## Set problem
Copy every line of the data in which the word "JSON" occurs.

START

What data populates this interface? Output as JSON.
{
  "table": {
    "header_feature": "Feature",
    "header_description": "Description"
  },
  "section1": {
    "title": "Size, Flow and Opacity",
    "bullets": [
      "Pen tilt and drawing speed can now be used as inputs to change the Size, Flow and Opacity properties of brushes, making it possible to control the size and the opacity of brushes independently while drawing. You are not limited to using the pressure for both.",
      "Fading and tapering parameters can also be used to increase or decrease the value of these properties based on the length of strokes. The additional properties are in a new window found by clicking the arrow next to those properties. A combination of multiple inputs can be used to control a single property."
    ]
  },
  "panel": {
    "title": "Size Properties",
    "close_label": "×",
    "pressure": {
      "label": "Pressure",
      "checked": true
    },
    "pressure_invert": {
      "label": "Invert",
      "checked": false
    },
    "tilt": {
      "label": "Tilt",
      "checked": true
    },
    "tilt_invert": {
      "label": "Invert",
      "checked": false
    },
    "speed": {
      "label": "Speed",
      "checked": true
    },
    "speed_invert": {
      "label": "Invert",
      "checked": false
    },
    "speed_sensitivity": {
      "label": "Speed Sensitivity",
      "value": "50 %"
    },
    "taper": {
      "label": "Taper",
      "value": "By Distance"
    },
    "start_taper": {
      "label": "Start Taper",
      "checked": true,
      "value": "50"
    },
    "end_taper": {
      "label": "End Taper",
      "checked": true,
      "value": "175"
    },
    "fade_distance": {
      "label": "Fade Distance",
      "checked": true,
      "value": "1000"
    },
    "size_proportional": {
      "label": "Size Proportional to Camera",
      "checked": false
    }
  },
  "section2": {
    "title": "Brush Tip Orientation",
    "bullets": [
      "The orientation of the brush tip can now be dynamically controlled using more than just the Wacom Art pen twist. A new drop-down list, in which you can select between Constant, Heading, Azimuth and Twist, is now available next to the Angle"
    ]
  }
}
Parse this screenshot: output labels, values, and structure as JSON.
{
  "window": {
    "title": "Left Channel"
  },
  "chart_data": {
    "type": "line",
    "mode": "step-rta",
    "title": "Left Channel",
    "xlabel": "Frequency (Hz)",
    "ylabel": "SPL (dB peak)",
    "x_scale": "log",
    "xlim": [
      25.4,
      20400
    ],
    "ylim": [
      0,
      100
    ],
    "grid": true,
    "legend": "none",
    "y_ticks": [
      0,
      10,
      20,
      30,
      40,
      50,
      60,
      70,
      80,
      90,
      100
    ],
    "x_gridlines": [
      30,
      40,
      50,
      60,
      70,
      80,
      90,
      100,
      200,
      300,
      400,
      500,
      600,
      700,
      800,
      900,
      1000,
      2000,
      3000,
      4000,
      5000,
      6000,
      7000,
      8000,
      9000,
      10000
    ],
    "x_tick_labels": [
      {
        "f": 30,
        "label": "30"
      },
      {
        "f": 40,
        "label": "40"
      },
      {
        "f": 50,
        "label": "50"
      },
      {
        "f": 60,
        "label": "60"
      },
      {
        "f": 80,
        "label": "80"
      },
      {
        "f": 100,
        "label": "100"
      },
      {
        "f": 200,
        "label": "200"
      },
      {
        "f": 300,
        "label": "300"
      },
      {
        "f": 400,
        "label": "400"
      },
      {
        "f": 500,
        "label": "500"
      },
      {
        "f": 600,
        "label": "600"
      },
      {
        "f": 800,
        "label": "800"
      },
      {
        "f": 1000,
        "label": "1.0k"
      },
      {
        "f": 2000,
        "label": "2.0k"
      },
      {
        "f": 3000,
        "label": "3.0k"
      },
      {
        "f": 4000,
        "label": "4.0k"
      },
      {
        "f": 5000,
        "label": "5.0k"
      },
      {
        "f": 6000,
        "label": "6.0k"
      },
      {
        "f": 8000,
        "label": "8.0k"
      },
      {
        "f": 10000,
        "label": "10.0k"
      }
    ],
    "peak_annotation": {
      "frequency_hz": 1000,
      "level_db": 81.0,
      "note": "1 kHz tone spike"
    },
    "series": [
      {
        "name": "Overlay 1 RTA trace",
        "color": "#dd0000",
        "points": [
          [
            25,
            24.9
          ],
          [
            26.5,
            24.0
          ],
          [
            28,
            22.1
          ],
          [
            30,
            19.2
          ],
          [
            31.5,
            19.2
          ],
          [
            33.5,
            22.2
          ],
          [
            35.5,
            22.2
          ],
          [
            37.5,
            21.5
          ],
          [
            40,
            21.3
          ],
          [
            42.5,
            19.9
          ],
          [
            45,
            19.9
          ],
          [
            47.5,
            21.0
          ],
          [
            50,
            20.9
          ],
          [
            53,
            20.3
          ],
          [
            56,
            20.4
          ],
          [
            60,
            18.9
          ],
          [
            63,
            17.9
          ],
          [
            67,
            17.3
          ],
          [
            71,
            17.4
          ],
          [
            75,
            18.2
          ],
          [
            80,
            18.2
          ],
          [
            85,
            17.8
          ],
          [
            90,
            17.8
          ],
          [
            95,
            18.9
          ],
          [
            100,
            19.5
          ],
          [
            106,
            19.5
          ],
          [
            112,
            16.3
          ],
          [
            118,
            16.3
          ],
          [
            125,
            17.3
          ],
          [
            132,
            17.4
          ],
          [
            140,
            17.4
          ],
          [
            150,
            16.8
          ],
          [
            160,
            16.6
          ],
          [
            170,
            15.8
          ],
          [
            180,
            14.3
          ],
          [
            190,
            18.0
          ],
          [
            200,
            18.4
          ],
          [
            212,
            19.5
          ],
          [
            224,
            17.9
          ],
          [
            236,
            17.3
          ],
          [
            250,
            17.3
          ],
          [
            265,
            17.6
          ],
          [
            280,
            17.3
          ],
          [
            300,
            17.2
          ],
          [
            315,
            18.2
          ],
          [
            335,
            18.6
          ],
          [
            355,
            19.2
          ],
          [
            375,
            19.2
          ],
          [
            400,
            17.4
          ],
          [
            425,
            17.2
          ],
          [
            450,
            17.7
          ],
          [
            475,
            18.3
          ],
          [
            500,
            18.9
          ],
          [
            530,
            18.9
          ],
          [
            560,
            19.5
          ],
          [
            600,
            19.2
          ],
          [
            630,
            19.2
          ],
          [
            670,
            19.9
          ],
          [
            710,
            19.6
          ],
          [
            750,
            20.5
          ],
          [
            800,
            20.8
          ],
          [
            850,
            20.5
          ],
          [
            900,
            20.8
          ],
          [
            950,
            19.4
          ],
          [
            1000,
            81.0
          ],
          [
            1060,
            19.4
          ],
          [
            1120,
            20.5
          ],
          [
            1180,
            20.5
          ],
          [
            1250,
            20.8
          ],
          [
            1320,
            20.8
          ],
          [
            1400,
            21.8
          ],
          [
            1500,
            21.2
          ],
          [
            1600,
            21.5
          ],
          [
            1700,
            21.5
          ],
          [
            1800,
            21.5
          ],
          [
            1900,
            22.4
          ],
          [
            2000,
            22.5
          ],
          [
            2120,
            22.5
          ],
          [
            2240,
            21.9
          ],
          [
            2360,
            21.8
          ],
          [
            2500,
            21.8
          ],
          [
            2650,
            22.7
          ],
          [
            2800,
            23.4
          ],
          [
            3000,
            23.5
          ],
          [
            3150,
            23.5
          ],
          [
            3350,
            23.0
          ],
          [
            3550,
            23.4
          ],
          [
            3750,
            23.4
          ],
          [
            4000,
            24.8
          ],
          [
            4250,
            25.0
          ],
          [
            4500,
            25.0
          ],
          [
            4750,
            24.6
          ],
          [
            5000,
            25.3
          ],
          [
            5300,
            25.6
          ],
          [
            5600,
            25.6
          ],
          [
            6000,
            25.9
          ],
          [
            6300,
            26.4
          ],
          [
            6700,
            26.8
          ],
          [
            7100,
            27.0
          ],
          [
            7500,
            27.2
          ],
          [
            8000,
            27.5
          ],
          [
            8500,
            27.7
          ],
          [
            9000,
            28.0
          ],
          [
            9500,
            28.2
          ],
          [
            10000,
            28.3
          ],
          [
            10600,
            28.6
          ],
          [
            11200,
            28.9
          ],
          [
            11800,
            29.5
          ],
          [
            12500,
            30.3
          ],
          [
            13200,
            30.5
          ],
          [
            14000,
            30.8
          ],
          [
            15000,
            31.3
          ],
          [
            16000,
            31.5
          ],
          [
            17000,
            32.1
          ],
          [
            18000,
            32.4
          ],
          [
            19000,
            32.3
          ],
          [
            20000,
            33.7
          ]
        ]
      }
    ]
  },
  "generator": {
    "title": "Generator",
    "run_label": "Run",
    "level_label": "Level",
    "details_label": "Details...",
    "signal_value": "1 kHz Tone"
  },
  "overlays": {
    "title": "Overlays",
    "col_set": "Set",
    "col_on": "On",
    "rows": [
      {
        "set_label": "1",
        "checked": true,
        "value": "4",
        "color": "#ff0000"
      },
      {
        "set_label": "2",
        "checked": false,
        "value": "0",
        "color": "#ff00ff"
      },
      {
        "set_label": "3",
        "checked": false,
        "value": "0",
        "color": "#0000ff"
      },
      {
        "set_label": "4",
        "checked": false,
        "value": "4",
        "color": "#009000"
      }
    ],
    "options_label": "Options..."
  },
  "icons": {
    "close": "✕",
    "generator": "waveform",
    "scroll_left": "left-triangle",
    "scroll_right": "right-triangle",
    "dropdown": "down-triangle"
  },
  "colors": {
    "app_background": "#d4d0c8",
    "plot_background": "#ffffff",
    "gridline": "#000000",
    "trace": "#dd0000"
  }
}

END

## Exercise output
What data populates this interface? Output as JSON.
Parse this screenshot: output labels, values, and structure as JSON.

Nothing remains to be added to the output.